- DO THIS: Count the lines containing "Valori" in the entries underneath, and state that count without anything else.

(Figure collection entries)

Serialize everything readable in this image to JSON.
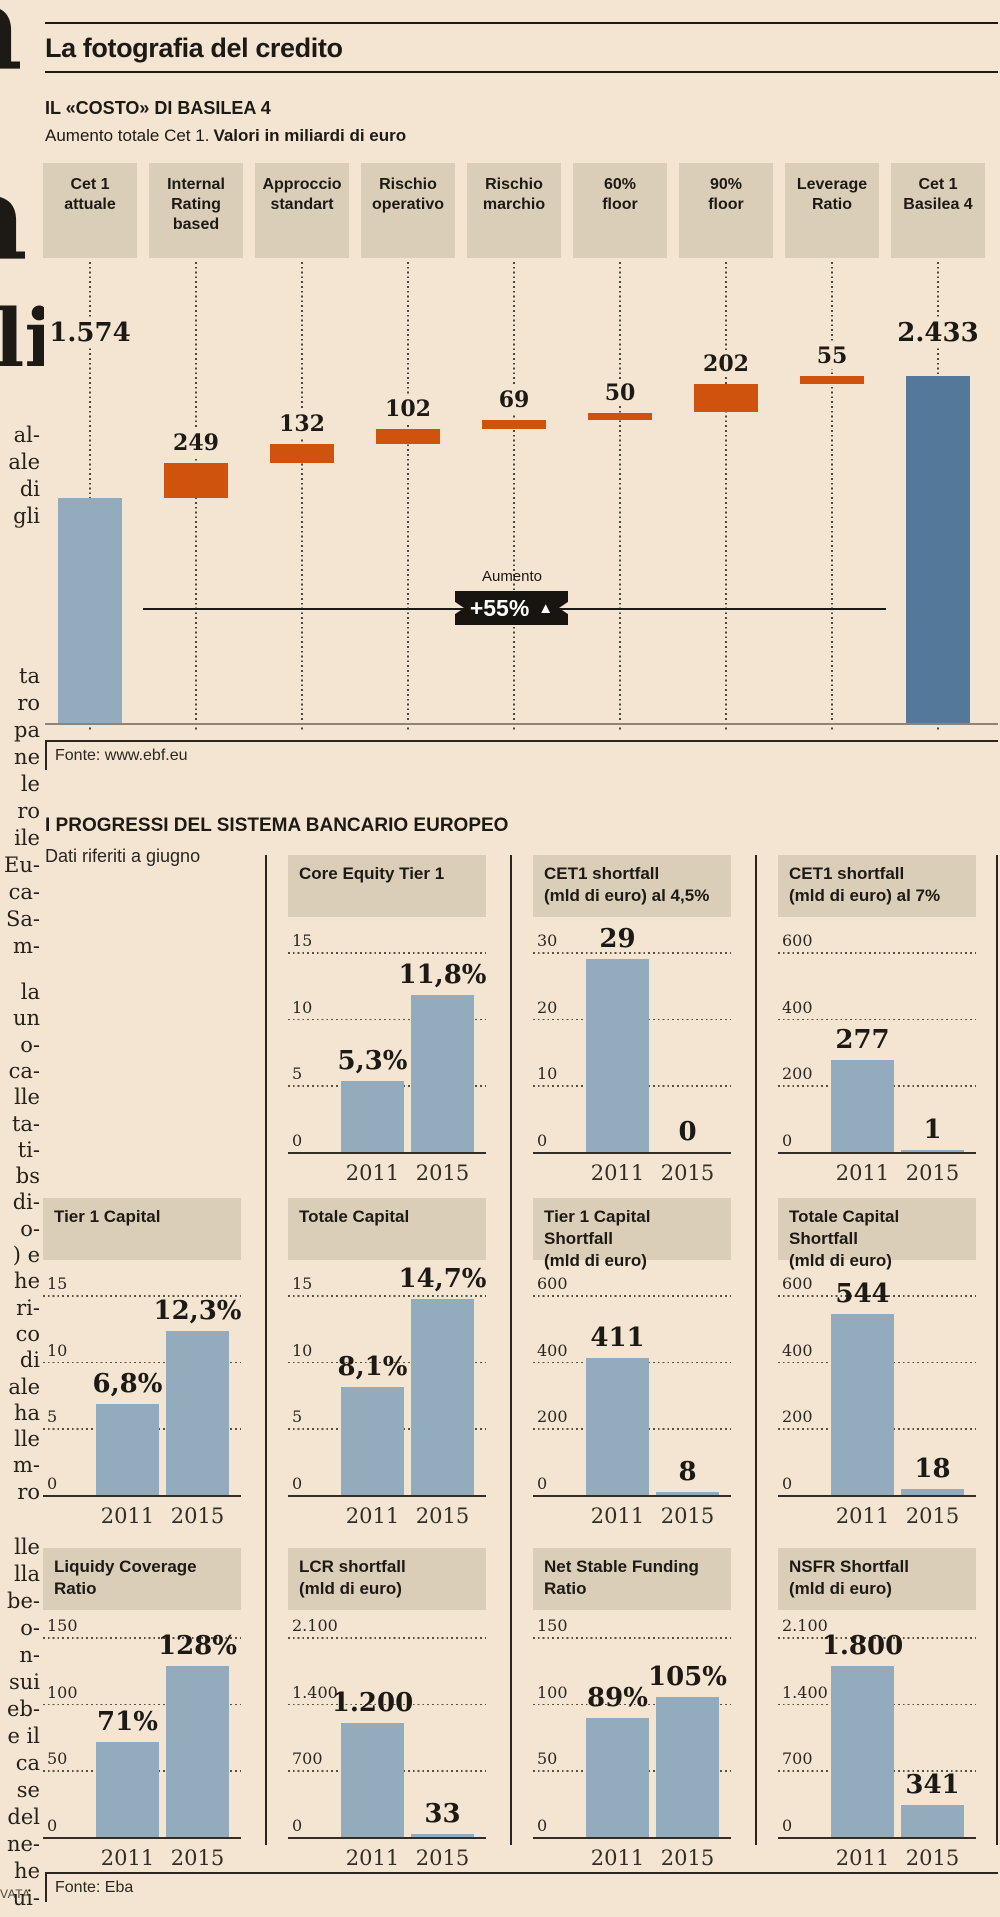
{
  "masthead": {
    "title": "La fotografia del credito"
  },
  "basilea_section": {
    "title": "IL «COSTO» DI BASILEA 4",
    "subtitle_plain": "Aumento totale Cet 1.",
    "subtitle_bold": "Valori in miliardi di euro",
    "source": "Fonte: www.ebf.eu"
  },
  "progressi_section": {
    "title": "I PROGRESSI DEL SISTEMA BANCARIO EUROPEO",
    "subtitle": "Dati riferiti a giugno",
    "source": "Fonte: Eba"
  },
  "colors": {
    "background": "#f3e5d1",
    "panel_tan": "#dbceb8",
    "bar_blue": "#92abbd",
    "bar_dark_blue": "#53789a",
    "accent_orange": "#cf520d",
    "ink": "#1d1914"
  },
  "margin_column": {
    "big_glyphs": [
      "a",
      "a",
      "li"
    ],
    "fragments_a": [
      "al-",
      "ale",
      "di",
      "gli"
    ],
    "fragments_b": [
      "ta",
      "ro",
      "pa",
      "ne",
      "le",
      "ro",
      "ile",
      "Eu-",
      "ca-",
      "Sa-",
      "m-"
    ],
    "fragments_c": [
      "la",
      "un",
      "o-",
      "ca-",
      "lle",
      "ta-",
      "ti-",
      "bs",
      "di-",
      "o-",
      ") e",
      "he",
      "ri-",
      "co",
      "di",
      "ale",
      "ha",
      "lle",
      "m-",
      "ro"
    ],
    "fragments_d": [
      "lle",
      "lla",
      "be-",
      "o-",
      "n-",
      "sui",
      "eb-",
      "e il",
      "ca",
      "se",
      "del",
      "ne-",
      "he",
      "ui-"
    ],
    "watermark": "VATA"
  },
  "chart_data": [
    {
      "id": "basilea-waterfall",
      "type": "bar",
      "subtype": "waterfall",
      "title": "IL «COSTO» DI BASILEA 4",
      "subtitle": "Aumento totale Cet 1. Valori in miliardi di euro",
      "unit": "miliardi di euro",
      "categories": [
        "Cet 1\nattuale",
        "Internal\nRating\nbased",
        "Approccio\nstandart",
        "Rischio\noperativo",
        "Rischio\nmarchio",
        "60%\nfloor",
        "90%\nfloor",
        "Leverage\nRatio",
        "Cet 1\nBasilea 4"
      ],
      "start": {
        "category": "Cet 1 attuale",
        "value": 1574,
        "label": "1.574"
      },
      "increments": [
        {
          "category": "Internal Rating based",
          "value": 249,
          "label": "249"
        },
        {
          "category": "Approccio standart",
          "value": 132,
          "label": "132"
        },
        {
          "category": "Rischio operativo",
          "value": 102,
          "label": "102"
        },
        {
          "category": "Rischio marchio",
          "value": 69,
          "label": "69"
        },
        {
          "category": "60% floor",
          "value": 50,
          "label": "50"
        },
        {
          "category": "90% floor",
          "value": 202,
          "label": "202"
        },
        {
          "category": "Leverage Ratio",
          "value": 55,
          "label": "55"
        }
      ],
      "end": {
        "category": "Cet 1 Basilea 4",
        "value": 2433,
        "label": "2.433"
      },
      "annotation": {
        "label": "Aumento",
        "value": "+55%",
        "arrow": "▲"
      },
      "source": "Fonte: www.ebf.eu"
    },
    {
      "id": "core-equity-tier-1",
      "type": "bar",
      "row": 1,
      "col": 1,
      "title": "Core Equity Tier 1",
      "ymax": 15,
      "ticks": [
        "15",
        "10",
        "5",
        "0"
      ],
      "categories": [
        "2011",
        "2015"
      ],
      "values": [
        5.3,
        11.8
      ],
      "labels": [
        "5,3%",
        "11,8%"
      ]
    },
    {
      "id": "cet1-shortfall-45",
      "type": "bar",
      "row": 1,
      "col": 2,
      "title": "CET1 shortfall\n(mld di euro) al 4,5%",
      "ymax": 30,
      "ticks": [
        "30",
        "20",
        "10",
        "0"
      ],
      "categories": [
        "2011",
        "2015"
      ],
      "values": [
        29,
        0
      ],
      "labels": [
        "29",
        "0"
      ]
    },
    {
      "id": "cet1-shortfall-7",
      "type": "bar",
      "row": 1,
      "col": 3,
      "title": "CET1 shortfall\n(mld di euro) al 7%",
      "ymax": 600,
      "ticks": [
        "600",
        "400",
        "200",
        "0"
      ],
      "categories": [
        "2011",
        "2015"
      ],
      "values": [
        277,
        1
      ],
      "labels": [
        "277",
        "1"
      ]
    },
    {
      "id": "tier-1-capital",
      "type": "bar",
      "row": 2,
      "col": 0,
      "title": "Tier 1 Capital",
      "ymax": 15,
      "ticks": [
        "15",
        "10",
        "5",
        "0"
      ],
      "categories": [
        "2011",
        "2015"
      ],
      "values": [
        6.8,
        12.3
      ],
      "labels": [
        "6,8%",
        "12,3%"
      ]
    },
    {
      "id": "totale-capital",
      "type": "bar",
      "row": 2,
      "col": 1,
      "title": "Totale Capital",
      "ymax": 15,
      "ticks": [
        "15",
        "10",
        "5",
        "0"
      ],
      "categories": [
        "2011",
        "2015"
      ],
      "values": [
        8.1,
        14.7
      ],
      "labels": [
        "8,1%",
        "14,7%"
      ]
    },
    {
      "id": "tier-1-capital-shortfall",
      "type": "bar",
      "row": 2,
      "col": 2,
      "title": "Tier 1 Capital Shortfall\n(mld di euro)",
      "ymax": 600,
      "ticks": [
        "600",
        "400",
        "200",
        "0"
      ],
      "categories": [
        "2011",
        "2015"
      ],
      "values": [
        411,
        8
      ],
      "labels": [
        "411",
        "8"
      ]
    },
    {
      "id": "totale-capital-shortfall",
      "type": "bar",
      "row": 2,
      "col": 3,
      "title": "Totale Capital Shortfall\n(mld di euro)",
      "ymax": 600,
      "ticks": [
        "600",
        "400",
        "200",
        "0"
      ],
      "categories": [
        "2011",
        "2015"
      ],
      "values": [
        544,
        18
      ],
      "labels": [
        "544",
        "18"
      ]
    },
    {
      "id": "liquidy-coverage-ratio",
      "type": "bar",
      "row": 3,
      "col": 0,
      "title": "Liquidy Coverage\nRatio",
      "ymax": 150,
      "ticks": [
        "150",
        "100",
        "50",
        "0"
      ],
      "categories": [
        "2011",
        "2015"
      ],
      "values": [
        71,
        128
      ],
      "labels": [
        "71%",
        "128%"
      ]
    },
    {
      "id": "lcr-shortfall",
      "type": "bar",
      "row": 3,
      "col": 1,
      "title": "LCR shortfall\n(mld di euro)",
      "ymax": 2100,
      "ticks": [
        "2.100",
        "1.400",
        "700",
        "0"
      ],
      "categories": [
        "2011",
        "2015"
      ],
      "values": [
        1200,
        33
      ],
      "labels": [
        "1.200",
        "33"
      ]
    },
    {
      "id": "net-stable-funding-ratio",
      "type": "bar",
      "row": 3,
      "col": 2,
      "title": "Net Stable Funding\nRatio",
      "ymax": 150,
      "ticks": [
        "150",
        "100",
        "50",
        "0"
      ],
      "categories": [
        "2011",
        "2015"
      ],
      "values": [
        89,
        105
      ],
      "labels": [
        "89%",
        "105%"
      ]
    },
    {
      "id": "nsfr-shortfall",
      "type": "bar",
      "row": 3,
      "col": 3,
      "title": "NSFR Shortfall\n(mld di euro)",
      "ymax": 2100,
      "ticks": [
        "2.100",
        "1.400",
        "700",
        "0"
      ],
      "categories": [
        "2011",
        "2015"
      ],
      "values": [
        1800,
        341
      ],
      "labels": [
        "1.800",
        "341"
      ]
    }
  ]
}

- RIGHT ANSWER: 2